WHAT IS NEEDED: Go through the records and show each line where the word "document" occurs.

BEGIN EXERCISE MATERIAL

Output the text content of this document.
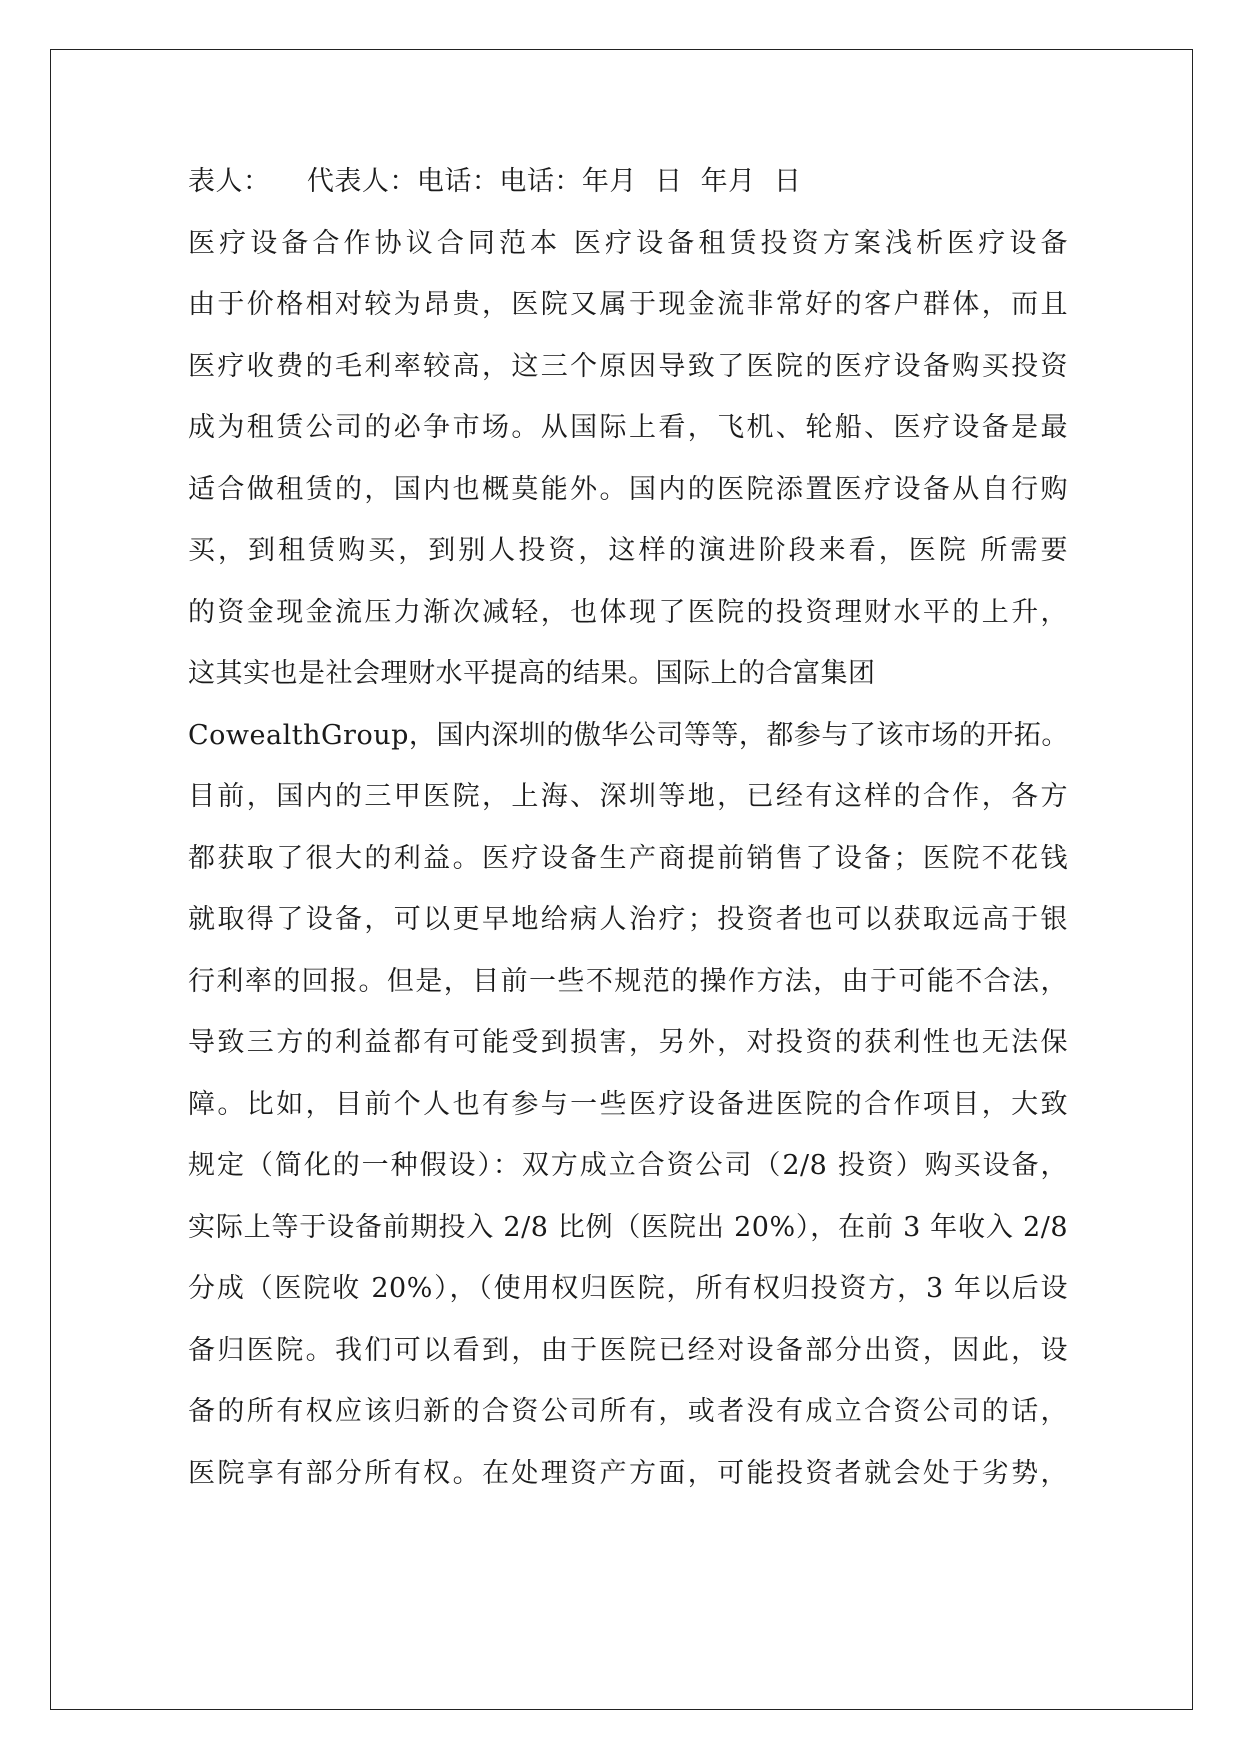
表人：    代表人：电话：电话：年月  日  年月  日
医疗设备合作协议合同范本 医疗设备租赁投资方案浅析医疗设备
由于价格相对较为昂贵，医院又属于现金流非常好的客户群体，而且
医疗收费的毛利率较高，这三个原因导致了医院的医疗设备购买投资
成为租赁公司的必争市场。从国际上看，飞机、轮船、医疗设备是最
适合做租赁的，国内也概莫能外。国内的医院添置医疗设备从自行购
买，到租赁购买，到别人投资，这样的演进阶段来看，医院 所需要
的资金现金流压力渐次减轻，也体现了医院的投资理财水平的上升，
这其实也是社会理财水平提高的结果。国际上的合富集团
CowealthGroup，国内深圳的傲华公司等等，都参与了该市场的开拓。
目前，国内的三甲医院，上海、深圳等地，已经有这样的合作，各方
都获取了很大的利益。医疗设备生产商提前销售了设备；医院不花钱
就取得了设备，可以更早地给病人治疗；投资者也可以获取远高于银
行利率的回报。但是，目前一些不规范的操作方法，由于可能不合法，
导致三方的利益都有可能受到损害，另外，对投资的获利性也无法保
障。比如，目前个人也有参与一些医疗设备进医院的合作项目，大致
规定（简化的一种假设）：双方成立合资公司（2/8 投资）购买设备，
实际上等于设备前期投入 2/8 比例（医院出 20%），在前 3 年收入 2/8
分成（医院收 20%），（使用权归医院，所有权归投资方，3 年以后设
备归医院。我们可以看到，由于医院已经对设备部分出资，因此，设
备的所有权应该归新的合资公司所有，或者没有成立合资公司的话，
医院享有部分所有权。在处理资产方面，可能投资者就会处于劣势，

END EXERCISE MATERIAL
BEGIN EXERCISE MATERIAL

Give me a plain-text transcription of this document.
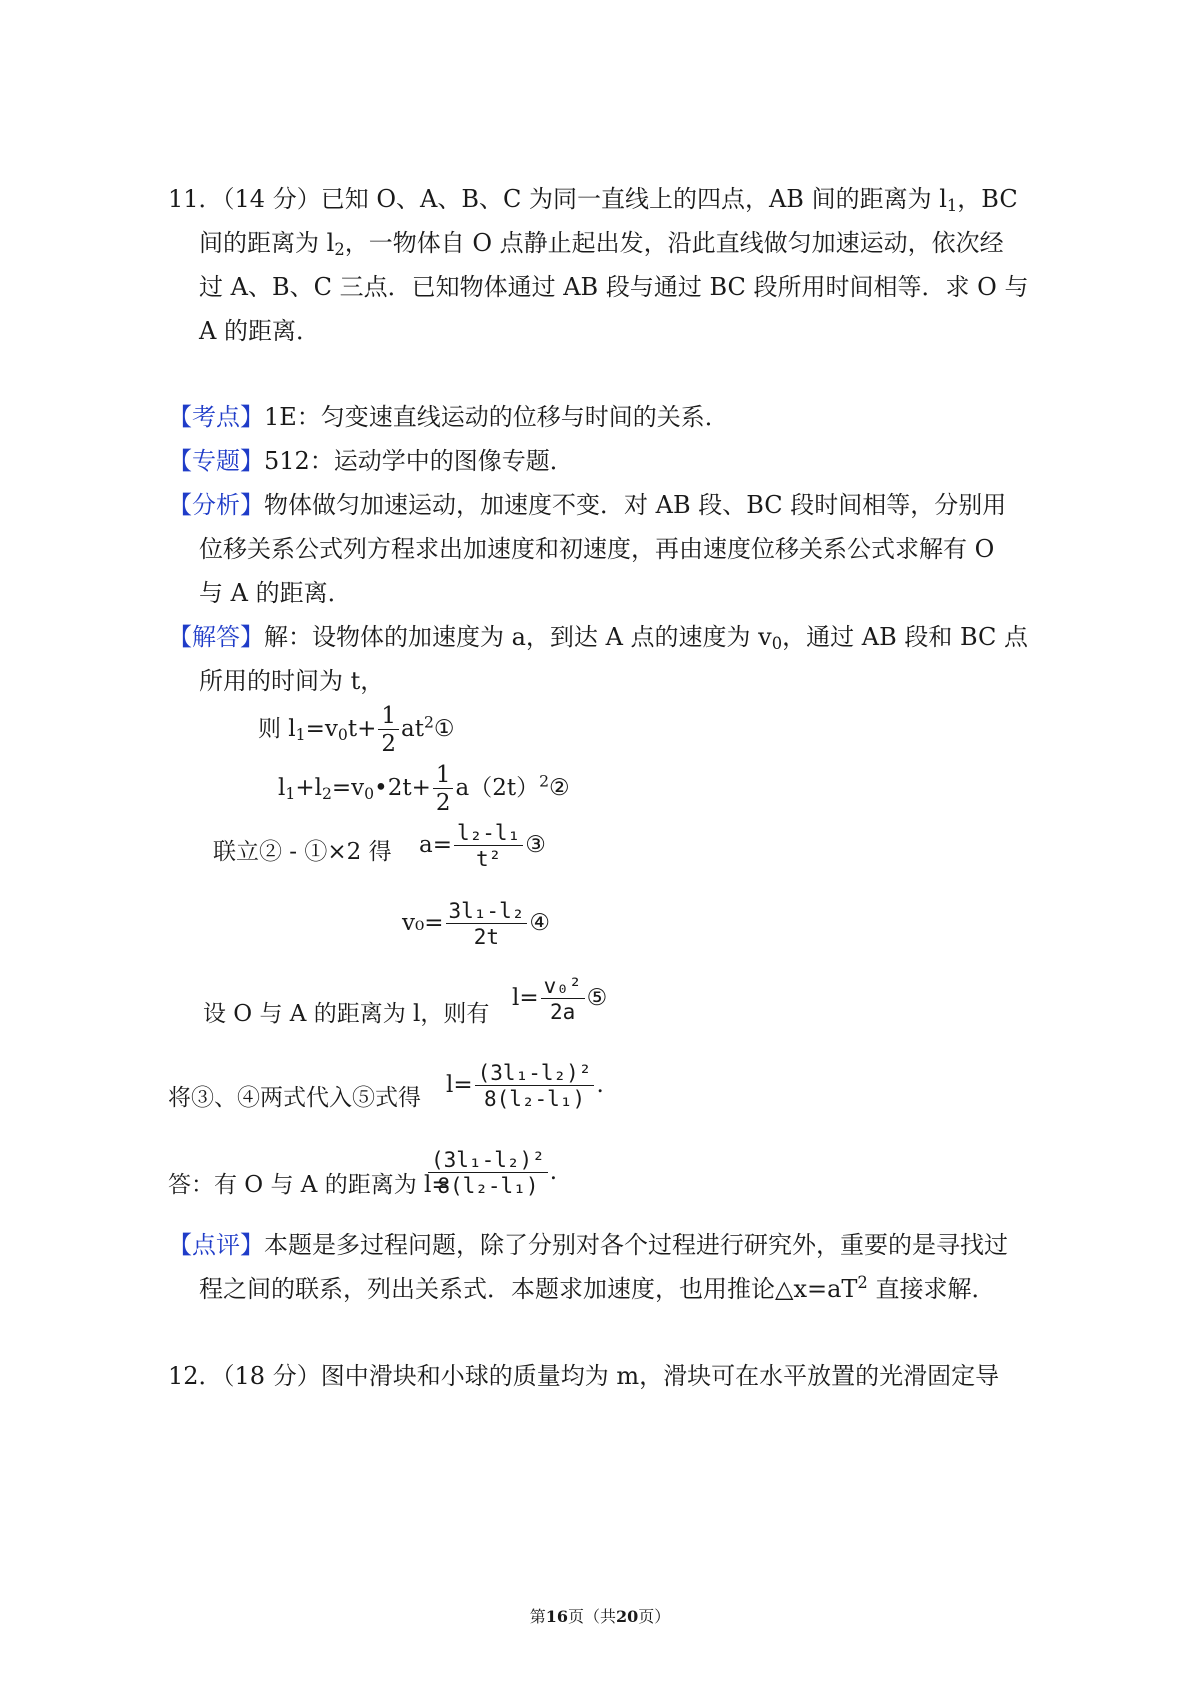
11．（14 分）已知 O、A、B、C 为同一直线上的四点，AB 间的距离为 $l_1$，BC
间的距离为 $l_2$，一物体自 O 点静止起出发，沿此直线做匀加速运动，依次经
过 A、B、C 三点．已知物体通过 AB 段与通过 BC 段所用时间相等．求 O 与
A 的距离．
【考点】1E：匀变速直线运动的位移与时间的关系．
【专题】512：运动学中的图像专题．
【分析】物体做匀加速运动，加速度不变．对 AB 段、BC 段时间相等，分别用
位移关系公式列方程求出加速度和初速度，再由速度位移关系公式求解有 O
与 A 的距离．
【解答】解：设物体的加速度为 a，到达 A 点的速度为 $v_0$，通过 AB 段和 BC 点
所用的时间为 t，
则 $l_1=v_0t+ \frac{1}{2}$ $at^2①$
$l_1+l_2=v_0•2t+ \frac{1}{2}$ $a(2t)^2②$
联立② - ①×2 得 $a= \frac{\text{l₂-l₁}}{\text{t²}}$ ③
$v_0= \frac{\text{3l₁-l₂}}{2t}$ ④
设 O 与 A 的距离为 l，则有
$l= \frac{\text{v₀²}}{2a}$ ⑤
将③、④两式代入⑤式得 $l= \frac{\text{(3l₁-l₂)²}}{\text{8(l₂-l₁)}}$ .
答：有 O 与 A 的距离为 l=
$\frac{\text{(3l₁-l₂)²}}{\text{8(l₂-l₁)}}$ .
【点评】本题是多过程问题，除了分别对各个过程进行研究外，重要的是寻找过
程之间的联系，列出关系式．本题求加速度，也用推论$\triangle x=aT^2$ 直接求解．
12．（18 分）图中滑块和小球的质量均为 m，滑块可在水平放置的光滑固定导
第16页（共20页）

END EXERCISE MATERIAL

FULL ANSWER:
Output the text content of this document.
Give me a plain-text transcription of this document.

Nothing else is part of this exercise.